▸ **WHAT TO PRODUCE**
Select all lines in the records that include "this".

▸ **RECORD LIST**
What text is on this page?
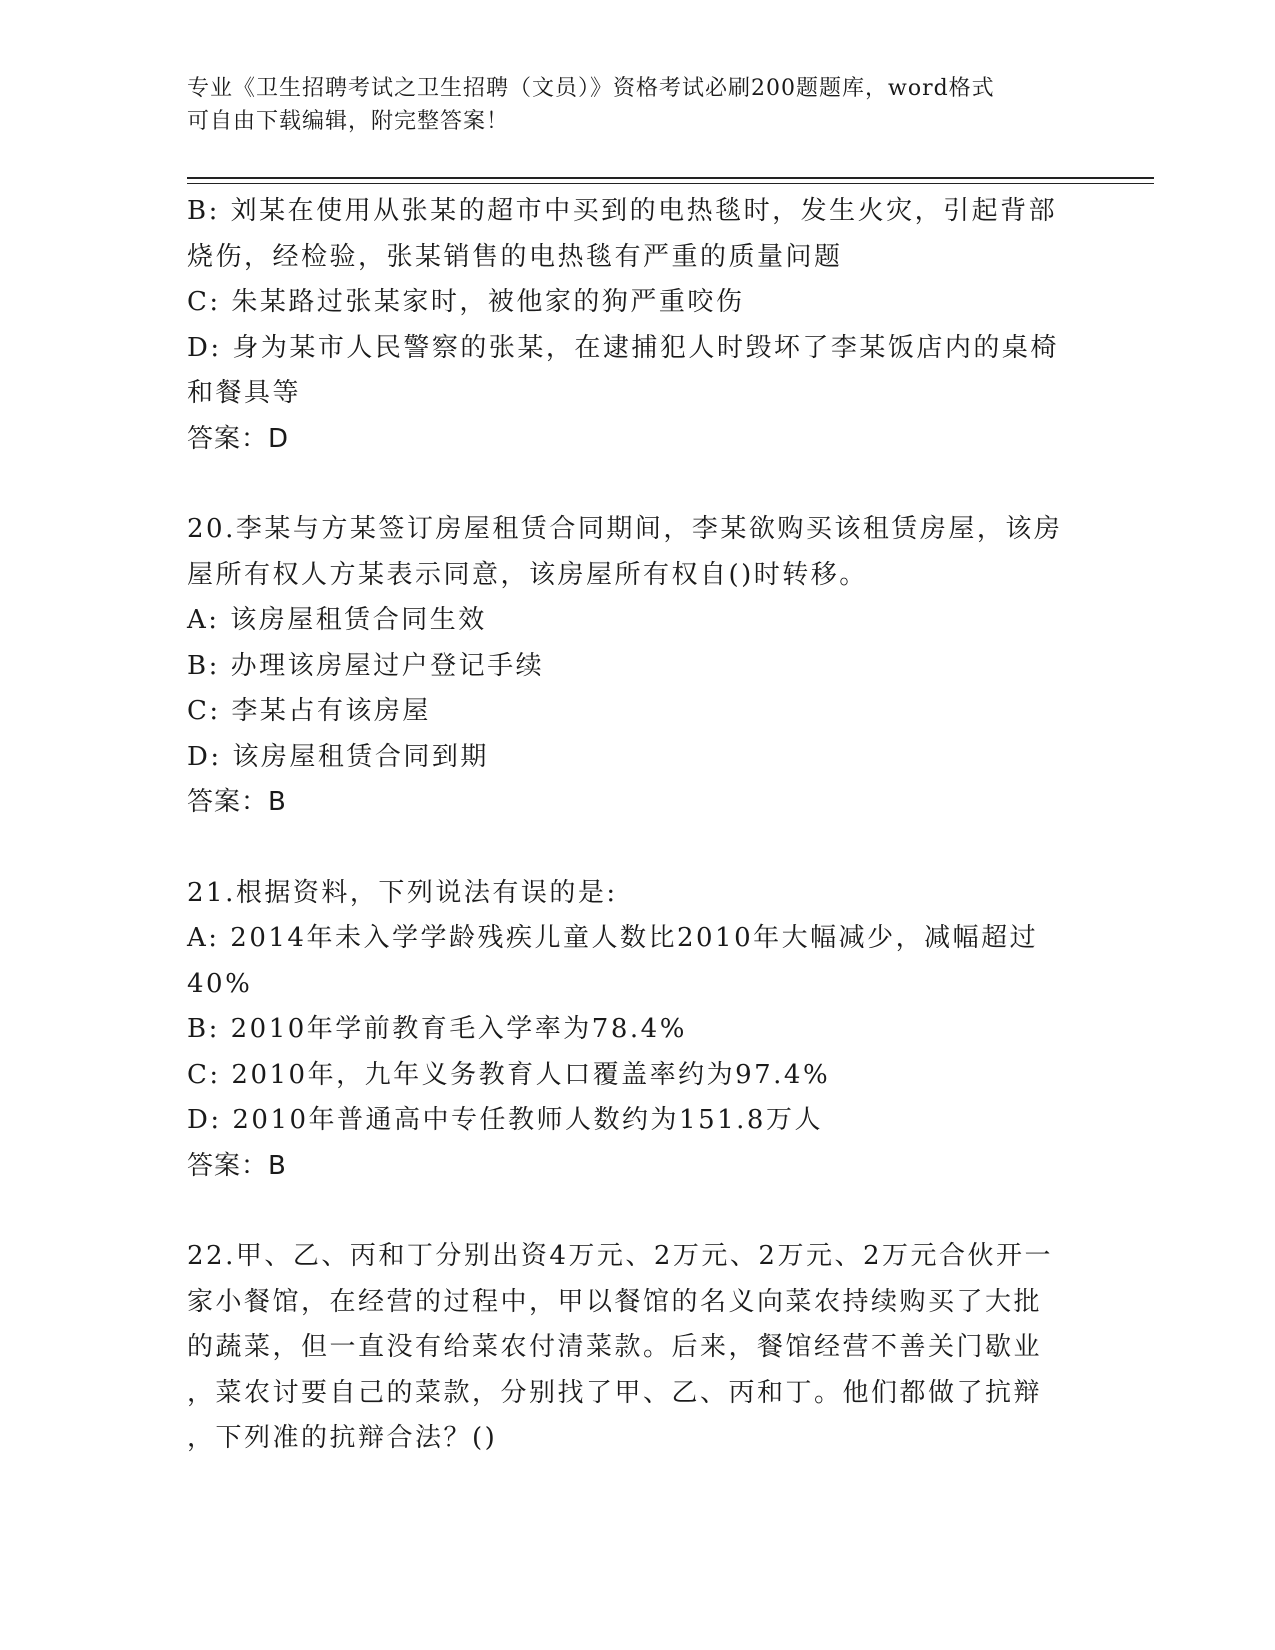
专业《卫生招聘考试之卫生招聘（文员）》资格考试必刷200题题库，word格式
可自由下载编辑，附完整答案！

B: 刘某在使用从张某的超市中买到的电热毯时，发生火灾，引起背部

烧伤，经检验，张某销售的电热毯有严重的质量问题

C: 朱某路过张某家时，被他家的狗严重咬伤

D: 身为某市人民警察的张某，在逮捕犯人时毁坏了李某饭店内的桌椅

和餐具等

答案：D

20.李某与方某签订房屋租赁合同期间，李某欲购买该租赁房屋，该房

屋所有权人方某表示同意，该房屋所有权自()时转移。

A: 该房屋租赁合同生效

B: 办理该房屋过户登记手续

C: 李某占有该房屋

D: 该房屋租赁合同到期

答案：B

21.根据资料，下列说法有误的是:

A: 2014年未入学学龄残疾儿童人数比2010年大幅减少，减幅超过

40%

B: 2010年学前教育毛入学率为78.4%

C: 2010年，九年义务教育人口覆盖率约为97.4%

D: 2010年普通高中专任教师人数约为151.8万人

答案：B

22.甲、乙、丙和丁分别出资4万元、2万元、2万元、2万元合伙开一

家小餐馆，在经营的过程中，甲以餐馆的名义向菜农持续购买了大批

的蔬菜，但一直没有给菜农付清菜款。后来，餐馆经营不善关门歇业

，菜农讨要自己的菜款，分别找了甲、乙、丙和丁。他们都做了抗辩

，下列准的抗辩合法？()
...
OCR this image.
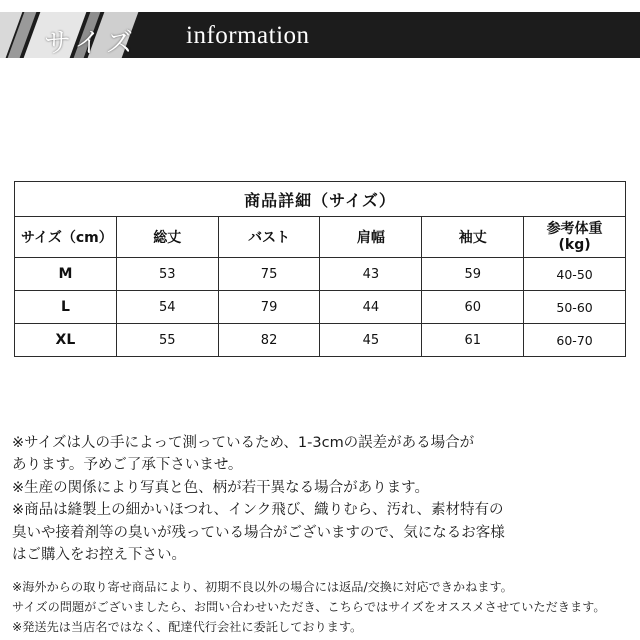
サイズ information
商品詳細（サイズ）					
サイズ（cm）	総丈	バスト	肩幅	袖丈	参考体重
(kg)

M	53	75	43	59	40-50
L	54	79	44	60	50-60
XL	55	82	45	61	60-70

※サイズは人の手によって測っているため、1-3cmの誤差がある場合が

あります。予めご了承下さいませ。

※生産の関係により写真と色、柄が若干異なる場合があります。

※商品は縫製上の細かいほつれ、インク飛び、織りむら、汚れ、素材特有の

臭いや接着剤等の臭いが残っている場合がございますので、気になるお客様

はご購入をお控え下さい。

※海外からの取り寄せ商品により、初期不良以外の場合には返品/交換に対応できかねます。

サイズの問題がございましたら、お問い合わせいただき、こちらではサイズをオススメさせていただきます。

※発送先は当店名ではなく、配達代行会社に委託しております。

▸ **WRITTEN SOLUTION**
What text is on this page?
OCR this image.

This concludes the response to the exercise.